> [Task prompt]: Print, exactly as given, each line of the data from the line containing "What text is on this page?" up to and including its last line.

BEGIN Records for processing

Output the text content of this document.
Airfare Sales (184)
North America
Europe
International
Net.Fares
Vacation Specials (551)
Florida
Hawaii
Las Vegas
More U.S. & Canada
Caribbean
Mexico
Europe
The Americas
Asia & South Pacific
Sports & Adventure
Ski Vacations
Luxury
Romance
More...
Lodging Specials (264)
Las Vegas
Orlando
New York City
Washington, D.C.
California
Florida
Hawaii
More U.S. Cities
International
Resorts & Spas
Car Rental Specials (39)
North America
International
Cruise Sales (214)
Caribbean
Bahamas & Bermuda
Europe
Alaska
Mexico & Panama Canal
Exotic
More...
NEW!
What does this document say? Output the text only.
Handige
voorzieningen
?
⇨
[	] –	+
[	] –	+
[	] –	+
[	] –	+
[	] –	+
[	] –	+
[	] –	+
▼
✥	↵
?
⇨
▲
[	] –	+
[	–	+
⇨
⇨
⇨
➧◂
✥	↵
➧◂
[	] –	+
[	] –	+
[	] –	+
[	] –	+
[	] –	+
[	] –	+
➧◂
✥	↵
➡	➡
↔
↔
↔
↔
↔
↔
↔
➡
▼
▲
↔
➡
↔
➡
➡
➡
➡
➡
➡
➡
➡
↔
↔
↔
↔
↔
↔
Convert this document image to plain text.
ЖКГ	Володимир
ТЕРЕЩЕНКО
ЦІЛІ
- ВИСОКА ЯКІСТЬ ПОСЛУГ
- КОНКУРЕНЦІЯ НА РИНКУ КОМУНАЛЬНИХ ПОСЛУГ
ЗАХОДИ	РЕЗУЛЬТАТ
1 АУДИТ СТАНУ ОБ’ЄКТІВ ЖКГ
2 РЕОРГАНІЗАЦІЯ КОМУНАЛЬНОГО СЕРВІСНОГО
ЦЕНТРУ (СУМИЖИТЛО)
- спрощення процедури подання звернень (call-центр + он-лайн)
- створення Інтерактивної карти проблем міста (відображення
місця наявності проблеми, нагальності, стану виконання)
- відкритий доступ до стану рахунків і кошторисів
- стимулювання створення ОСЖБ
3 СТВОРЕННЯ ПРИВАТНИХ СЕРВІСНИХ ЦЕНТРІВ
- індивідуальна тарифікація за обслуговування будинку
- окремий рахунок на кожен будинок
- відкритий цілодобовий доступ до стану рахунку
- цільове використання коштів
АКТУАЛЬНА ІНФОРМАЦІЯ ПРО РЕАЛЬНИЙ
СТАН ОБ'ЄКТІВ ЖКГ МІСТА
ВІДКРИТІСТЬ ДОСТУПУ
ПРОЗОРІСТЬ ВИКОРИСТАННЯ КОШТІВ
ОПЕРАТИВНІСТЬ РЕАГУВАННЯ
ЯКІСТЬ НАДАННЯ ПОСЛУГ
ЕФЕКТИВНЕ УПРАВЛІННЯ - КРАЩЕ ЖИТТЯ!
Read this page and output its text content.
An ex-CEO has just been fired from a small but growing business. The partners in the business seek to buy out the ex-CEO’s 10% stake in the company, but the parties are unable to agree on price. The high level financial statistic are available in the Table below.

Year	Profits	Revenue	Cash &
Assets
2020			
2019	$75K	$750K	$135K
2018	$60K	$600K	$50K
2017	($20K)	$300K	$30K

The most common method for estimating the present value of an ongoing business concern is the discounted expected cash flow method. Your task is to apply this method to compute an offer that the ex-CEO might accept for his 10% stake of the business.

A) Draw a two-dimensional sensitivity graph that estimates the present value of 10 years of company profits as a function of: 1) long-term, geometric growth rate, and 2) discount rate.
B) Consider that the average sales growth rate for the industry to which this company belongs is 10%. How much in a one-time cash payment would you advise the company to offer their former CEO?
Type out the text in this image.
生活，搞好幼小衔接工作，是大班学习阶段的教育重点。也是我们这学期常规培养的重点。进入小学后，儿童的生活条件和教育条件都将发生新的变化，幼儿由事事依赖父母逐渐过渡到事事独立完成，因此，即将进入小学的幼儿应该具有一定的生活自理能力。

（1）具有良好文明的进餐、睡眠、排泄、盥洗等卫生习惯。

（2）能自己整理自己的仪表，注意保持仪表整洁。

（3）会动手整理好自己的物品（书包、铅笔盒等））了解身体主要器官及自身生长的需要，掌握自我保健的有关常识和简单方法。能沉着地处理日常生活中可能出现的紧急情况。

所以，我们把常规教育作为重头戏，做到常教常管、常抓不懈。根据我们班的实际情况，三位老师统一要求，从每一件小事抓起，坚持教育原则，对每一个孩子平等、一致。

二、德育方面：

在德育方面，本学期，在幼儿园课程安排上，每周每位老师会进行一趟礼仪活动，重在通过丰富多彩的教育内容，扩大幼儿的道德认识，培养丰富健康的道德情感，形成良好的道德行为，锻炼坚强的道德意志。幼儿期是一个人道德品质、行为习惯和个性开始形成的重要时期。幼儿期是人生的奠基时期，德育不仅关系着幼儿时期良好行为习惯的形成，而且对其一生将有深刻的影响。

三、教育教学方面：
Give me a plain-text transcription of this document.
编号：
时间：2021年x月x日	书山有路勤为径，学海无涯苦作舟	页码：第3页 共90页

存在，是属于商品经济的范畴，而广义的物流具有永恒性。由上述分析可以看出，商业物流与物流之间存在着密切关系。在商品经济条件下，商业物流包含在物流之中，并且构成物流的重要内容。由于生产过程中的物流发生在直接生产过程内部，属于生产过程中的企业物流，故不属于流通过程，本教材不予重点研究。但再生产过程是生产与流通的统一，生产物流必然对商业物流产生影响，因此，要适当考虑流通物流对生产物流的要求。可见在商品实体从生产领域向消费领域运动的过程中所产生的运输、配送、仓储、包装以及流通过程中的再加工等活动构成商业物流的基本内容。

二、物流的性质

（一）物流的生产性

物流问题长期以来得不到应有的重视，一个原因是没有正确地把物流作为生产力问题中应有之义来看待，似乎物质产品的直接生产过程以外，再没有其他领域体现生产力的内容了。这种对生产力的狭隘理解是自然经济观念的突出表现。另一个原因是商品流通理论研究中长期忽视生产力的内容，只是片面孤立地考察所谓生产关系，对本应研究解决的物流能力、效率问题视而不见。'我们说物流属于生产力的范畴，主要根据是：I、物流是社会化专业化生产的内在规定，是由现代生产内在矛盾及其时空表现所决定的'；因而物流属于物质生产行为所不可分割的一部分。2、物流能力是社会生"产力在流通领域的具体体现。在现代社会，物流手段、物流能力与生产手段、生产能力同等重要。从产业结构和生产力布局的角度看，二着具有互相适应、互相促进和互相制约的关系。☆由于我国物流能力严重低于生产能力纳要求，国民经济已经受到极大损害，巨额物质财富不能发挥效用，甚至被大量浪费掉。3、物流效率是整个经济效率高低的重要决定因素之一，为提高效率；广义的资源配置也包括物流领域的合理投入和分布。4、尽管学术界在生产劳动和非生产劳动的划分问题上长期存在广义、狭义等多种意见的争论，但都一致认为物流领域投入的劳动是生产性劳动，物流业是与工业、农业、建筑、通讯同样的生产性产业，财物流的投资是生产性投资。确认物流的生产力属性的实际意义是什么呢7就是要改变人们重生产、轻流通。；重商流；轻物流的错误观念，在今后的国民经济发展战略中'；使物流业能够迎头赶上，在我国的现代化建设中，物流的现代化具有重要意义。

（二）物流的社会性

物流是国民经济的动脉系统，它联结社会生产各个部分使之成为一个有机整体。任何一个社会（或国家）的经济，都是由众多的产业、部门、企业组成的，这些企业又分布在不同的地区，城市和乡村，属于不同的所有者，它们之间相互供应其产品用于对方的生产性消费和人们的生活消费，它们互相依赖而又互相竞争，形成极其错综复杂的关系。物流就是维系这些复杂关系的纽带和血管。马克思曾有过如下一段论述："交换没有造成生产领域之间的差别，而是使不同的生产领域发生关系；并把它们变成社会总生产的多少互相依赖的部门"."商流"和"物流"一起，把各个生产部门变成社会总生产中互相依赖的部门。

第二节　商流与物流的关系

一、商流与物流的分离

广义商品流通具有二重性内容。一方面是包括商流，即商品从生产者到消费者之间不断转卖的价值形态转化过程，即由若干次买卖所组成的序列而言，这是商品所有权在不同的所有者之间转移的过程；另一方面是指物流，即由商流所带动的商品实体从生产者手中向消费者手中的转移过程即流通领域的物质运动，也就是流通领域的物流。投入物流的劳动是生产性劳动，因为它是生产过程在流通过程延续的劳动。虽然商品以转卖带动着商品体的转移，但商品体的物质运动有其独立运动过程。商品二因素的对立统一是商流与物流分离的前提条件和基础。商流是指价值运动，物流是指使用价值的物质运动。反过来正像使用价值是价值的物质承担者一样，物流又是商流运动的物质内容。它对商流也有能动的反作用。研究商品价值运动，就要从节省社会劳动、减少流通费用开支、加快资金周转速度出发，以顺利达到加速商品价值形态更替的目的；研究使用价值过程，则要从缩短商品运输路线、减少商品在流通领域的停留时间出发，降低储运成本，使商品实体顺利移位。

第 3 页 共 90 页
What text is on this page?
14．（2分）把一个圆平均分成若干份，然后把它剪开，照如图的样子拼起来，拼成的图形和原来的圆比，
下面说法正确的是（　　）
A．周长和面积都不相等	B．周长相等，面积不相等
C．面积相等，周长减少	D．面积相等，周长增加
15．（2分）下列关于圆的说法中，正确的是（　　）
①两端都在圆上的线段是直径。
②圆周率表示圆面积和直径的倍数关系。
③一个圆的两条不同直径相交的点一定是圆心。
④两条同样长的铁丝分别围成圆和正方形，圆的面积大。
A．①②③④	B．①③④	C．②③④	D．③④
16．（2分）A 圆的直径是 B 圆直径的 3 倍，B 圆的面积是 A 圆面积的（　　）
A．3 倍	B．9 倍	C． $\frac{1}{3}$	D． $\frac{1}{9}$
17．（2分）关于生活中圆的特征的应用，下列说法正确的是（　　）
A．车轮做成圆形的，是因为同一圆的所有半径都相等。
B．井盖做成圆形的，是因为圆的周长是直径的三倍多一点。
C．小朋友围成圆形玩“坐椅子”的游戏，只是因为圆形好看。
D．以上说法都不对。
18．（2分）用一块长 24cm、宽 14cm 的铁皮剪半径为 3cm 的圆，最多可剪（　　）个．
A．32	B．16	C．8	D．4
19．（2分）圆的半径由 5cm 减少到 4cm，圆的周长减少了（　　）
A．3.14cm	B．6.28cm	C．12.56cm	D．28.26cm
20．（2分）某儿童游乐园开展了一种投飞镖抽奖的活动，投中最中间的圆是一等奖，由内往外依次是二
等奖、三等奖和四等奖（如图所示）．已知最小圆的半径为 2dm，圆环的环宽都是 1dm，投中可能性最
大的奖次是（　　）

END Records for processing

> [Result]:
What text is on this page?
14．（2分）把一个圆平均分成若干份，然后把它剪开，照如图的样子拼起来，拼成的图形和原来的圆比，
下面说法正确的是（　　）
A．周长和面积都不相等	B．周长相等，面积不相等
C．面积相等，周长减少	D．面积相等，周长增加
15．（2分）下列关于圆的说法中，正确的是（　　）
①两端都在圆上的线段是直径。
②圆周率表示圆面积和直径的倍数关系。
③一个圆的两条不同直径相交的点一定是圆心。
④两条同样长的铁丝分别围成圆和正方形，圆的面积大。
A．①②③④	B．①③④	C．②③④	D．③④
16．（2分）A 圆的直径是 B 圆直径的 3 倍，B 圆的面积是 A 圆面积的（　　）
A．3 倍	B．9 倍	C． $\frac{1}{3}$	D． $\frac{1}{9}$
17．（2分）关于生活中圆的特征的应用，下列说法正确的是（　　）
A．车轮做成圆形的，是因为同一圆的所有半径都相等。
B．井盖做成圆形的，是因为圆的周长是直径的三倍多一点。
C．小朋友围成圆形玩“坐椅子”的游戏，只是因为圆形好看。
D．以上说法都不对。
18．（2分）用一块长 24cm、宽 14cm 的铁皮剪半径为 3cm 的圆，最多可剪（　　）个．
A．32	B．16	C．8	D．4
19．（2分）圆的半径由 5cm 减少到 4cm，圆的周长减少了（　　）
A．3.14cm	B．6.28cm	C．12.56cm	D．28.26cm
20．（2分）某儿童游乐园开展了一种投飞镖抽奖的活动，投中最中间的圆是一等奖，由内往外依次是二
等奖、三等奖和四等奖（如图所示）．已知最小圆的半径为 2dm，圆环的环宽都是 1dm，投中可能性最
大的奖次是（　　）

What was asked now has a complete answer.